- [TASK TO CARRY OUT] Looking at the data below, count the lines that contain the string "type". Write only the total.

- [EXTRACTED MATERIAL]
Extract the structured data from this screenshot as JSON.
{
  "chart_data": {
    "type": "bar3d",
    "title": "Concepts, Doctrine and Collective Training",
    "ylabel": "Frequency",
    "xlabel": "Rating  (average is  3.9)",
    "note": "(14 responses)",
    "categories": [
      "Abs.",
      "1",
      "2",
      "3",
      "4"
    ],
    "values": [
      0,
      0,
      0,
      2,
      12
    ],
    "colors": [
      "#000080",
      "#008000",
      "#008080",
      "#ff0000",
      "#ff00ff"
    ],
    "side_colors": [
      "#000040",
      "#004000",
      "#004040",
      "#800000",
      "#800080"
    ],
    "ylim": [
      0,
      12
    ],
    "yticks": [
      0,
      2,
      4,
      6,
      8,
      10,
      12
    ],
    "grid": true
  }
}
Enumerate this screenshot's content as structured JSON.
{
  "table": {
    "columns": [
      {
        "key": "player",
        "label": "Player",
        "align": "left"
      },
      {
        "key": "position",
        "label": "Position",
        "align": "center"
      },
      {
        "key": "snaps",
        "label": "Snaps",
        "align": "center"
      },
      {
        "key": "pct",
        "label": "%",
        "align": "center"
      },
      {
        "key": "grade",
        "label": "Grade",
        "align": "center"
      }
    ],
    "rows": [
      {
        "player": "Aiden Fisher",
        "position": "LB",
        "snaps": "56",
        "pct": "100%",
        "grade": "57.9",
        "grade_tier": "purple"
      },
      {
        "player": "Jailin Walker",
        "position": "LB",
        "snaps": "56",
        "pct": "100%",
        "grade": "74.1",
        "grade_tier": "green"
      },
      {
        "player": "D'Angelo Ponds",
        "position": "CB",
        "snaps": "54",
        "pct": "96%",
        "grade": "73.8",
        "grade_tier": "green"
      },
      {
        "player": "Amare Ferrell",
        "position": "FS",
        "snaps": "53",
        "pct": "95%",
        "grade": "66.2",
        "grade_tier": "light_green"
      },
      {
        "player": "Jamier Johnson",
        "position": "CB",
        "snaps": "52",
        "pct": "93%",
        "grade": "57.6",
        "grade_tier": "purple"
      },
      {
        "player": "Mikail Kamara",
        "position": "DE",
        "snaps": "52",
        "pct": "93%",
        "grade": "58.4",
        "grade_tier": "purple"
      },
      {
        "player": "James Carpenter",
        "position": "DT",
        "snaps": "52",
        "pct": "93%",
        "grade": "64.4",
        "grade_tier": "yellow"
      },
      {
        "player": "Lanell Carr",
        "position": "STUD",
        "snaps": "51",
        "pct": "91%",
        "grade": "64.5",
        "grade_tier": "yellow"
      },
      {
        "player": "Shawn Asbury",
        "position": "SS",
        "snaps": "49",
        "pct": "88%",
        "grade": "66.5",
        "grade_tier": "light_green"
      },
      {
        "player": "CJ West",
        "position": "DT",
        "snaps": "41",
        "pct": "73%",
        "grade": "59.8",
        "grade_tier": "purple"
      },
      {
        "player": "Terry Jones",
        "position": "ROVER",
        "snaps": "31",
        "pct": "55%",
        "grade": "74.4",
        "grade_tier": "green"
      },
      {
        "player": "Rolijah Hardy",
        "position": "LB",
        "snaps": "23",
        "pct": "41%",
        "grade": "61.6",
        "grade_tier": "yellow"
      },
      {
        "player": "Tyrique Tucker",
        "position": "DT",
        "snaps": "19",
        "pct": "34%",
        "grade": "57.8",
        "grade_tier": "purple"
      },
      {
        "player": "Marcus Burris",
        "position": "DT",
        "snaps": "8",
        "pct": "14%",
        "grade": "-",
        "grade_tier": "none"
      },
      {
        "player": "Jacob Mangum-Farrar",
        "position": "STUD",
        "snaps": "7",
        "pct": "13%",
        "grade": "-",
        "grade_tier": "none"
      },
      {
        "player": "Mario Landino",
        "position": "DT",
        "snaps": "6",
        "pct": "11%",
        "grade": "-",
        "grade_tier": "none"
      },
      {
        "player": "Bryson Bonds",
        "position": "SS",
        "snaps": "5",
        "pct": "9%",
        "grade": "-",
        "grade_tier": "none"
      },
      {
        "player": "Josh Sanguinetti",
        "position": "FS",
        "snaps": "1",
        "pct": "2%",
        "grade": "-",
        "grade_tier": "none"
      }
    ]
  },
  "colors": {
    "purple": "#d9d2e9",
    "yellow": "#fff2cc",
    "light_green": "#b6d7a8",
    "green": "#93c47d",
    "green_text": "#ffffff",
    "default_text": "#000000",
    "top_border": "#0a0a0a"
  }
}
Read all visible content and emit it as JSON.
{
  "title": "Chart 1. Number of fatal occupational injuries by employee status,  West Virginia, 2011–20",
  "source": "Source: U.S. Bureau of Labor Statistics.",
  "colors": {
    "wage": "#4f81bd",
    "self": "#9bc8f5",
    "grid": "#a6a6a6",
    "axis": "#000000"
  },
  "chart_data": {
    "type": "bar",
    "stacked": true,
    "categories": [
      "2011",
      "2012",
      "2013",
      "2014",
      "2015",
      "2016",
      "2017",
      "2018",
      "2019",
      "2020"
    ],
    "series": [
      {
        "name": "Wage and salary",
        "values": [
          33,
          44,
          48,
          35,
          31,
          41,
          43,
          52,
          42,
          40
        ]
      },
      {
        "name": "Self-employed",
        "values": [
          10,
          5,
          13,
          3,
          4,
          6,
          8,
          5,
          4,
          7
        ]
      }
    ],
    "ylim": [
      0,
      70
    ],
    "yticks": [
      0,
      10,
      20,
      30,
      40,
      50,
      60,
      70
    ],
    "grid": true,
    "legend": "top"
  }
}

==

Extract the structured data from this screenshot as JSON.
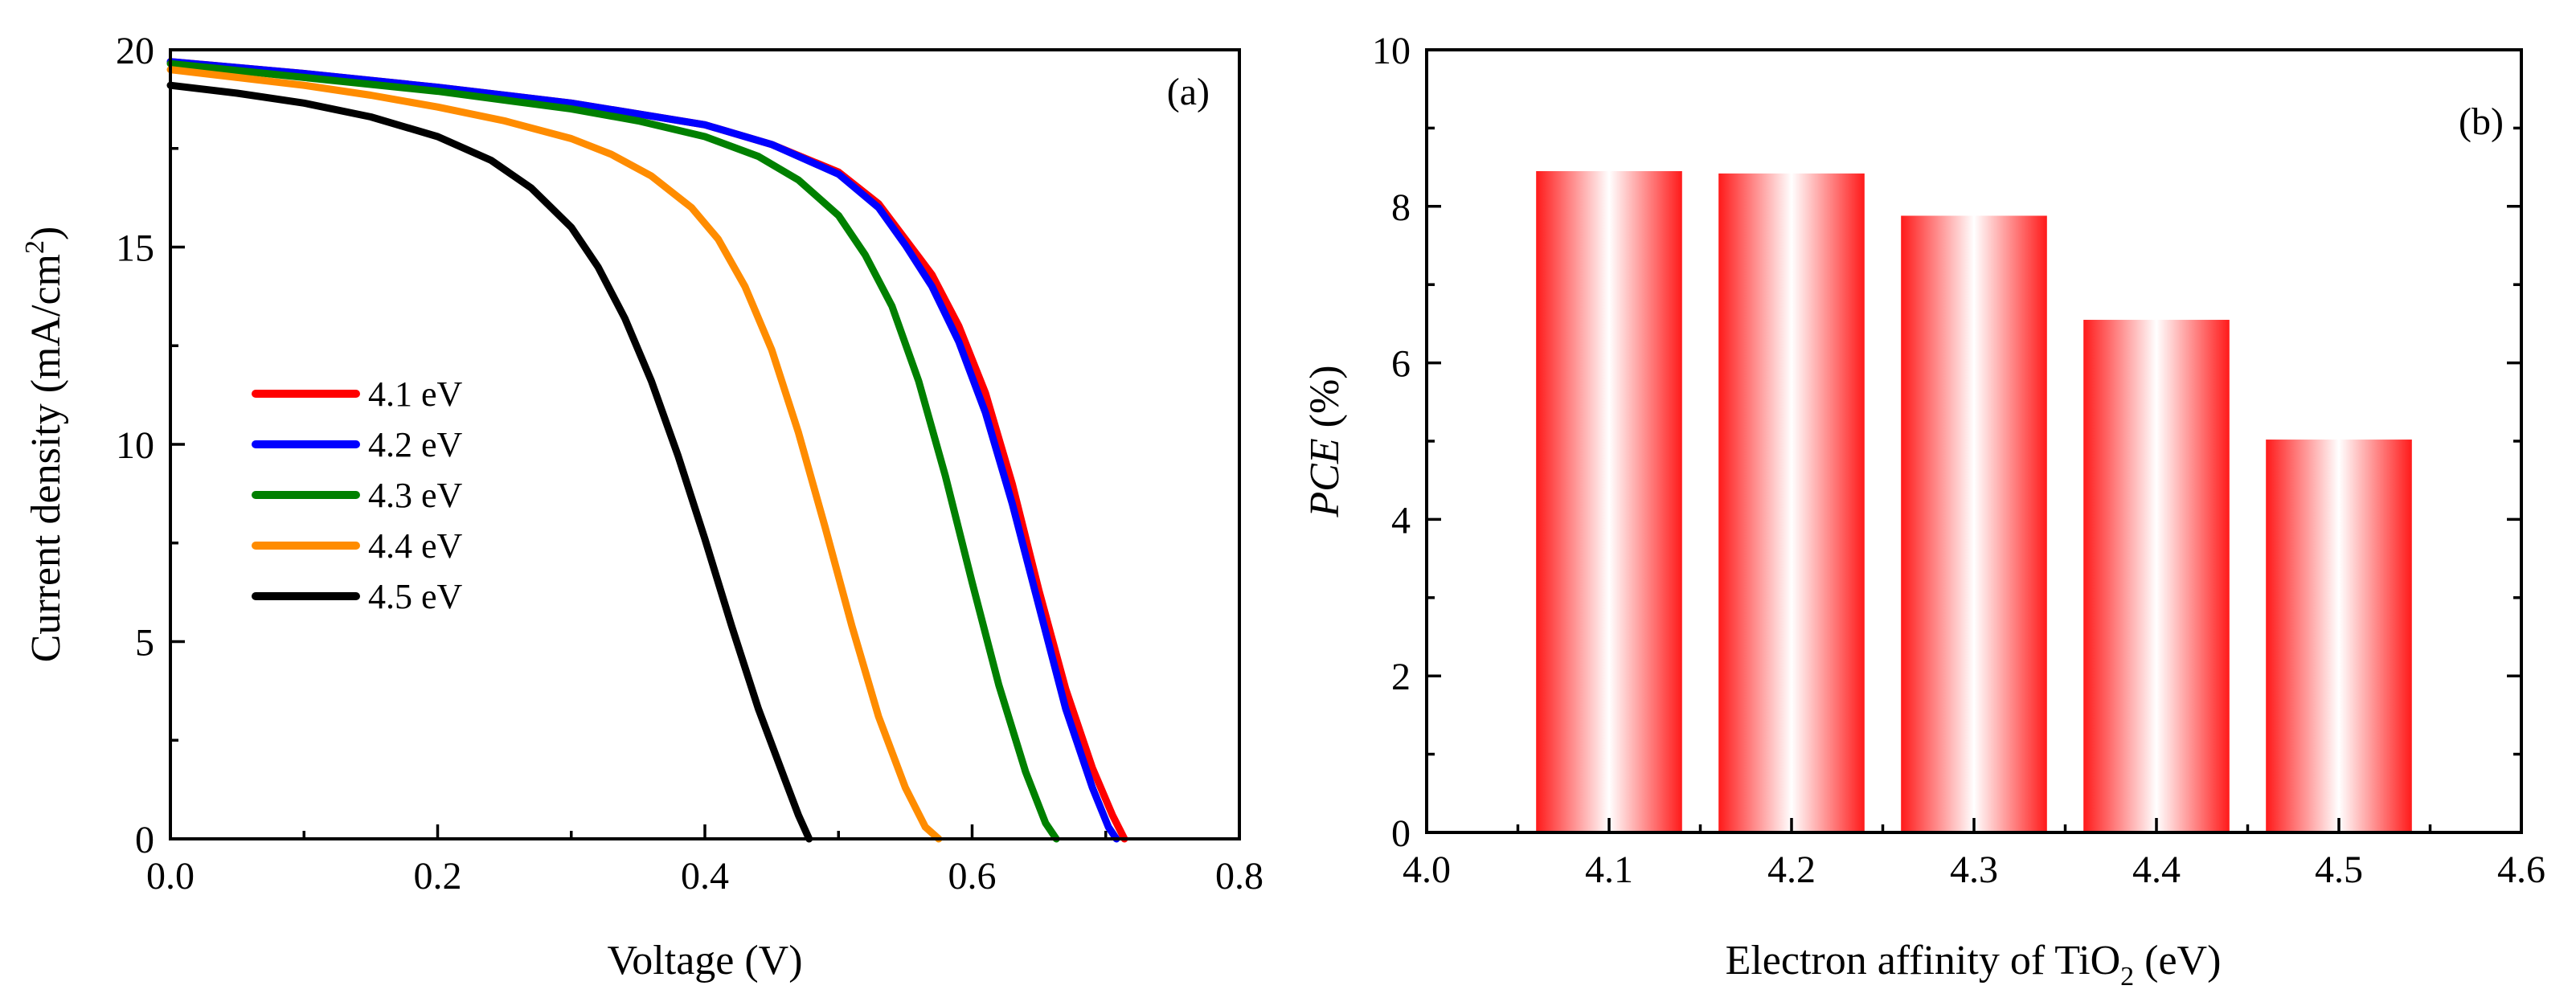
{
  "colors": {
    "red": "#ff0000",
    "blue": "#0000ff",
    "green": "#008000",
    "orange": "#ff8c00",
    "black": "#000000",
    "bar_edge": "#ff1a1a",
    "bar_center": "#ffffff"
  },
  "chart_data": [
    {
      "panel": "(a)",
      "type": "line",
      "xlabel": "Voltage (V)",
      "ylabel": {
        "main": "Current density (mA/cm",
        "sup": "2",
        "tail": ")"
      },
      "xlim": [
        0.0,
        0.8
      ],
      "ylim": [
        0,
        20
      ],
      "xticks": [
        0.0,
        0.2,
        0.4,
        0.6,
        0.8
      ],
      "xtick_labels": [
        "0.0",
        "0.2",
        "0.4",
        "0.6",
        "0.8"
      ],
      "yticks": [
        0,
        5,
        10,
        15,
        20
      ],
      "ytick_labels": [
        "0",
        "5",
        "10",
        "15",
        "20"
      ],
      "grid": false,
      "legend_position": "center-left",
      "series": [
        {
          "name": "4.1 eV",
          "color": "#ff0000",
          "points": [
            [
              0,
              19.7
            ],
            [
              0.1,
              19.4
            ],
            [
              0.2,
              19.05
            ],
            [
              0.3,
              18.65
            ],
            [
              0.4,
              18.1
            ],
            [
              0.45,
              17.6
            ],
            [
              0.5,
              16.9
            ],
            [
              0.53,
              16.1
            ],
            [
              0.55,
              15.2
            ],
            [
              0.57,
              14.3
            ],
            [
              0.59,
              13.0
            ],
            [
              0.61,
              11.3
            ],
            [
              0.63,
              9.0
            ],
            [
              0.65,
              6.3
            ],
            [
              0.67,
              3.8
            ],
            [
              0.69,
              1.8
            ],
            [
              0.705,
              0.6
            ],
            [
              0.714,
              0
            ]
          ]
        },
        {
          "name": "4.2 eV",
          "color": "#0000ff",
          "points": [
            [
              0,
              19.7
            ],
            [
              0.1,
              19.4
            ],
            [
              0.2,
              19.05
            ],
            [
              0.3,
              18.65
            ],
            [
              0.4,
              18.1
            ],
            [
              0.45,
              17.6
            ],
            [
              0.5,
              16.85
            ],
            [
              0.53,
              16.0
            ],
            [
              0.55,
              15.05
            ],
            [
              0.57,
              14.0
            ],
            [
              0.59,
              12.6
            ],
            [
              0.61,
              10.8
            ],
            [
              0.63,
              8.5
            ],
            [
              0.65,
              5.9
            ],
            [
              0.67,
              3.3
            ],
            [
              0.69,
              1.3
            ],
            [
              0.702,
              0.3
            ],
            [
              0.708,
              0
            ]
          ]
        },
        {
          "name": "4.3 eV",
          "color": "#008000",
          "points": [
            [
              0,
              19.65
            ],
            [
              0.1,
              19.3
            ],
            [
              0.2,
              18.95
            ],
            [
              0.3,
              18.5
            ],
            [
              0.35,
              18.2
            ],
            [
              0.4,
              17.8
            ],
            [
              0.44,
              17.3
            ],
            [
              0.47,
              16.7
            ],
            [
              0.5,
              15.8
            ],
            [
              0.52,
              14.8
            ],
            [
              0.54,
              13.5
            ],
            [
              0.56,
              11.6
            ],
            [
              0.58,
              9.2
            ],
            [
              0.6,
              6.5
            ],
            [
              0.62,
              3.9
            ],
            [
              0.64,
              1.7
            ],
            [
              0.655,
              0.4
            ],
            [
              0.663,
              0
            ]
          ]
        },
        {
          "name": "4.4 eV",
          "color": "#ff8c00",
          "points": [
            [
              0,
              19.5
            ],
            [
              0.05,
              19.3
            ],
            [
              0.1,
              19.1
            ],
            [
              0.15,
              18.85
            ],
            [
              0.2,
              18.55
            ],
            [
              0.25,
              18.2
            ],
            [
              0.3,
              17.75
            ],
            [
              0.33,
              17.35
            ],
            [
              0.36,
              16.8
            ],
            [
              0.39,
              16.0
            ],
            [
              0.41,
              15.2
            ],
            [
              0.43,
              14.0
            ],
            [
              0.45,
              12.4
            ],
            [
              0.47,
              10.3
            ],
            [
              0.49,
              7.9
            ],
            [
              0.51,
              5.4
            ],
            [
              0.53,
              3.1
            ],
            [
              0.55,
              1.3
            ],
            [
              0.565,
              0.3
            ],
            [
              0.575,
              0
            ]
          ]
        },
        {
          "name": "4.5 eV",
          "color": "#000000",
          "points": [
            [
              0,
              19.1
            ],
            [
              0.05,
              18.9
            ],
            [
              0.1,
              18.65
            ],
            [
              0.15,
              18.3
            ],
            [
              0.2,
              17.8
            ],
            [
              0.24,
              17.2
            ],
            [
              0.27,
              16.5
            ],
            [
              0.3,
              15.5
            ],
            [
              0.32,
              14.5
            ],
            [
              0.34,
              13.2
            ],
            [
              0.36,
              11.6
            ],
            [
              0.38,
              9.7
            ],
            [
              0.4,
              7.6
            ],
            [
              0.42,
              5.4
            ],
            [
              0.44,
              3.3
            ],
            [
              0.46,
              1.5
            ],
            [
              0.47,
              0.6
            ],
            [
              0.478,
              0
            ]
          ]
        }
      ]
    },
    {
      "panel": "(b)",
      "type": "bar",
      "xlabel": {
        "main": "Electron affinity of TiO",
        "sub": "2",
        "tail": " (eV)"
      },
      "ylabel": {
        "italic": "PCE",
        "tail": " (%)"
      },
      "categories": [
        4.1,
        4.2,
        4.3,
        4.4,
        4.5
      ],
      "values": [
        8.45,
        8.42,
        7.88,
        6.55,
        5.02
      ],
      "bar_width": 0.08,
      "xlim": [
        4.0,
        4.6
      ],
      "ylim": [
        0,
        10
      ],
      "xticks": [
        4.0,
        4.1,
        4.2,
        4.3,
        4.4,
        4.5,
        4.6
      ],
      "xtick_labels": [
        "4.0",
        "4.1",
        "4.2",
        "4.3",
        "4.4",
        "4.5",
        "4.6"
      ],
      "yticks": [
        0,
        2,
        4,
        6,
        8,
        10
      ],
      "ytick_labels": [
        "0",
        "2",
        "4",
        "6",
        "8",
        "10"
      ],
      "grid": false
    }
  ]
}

- [ANSWER TO THE PROBLEM] 4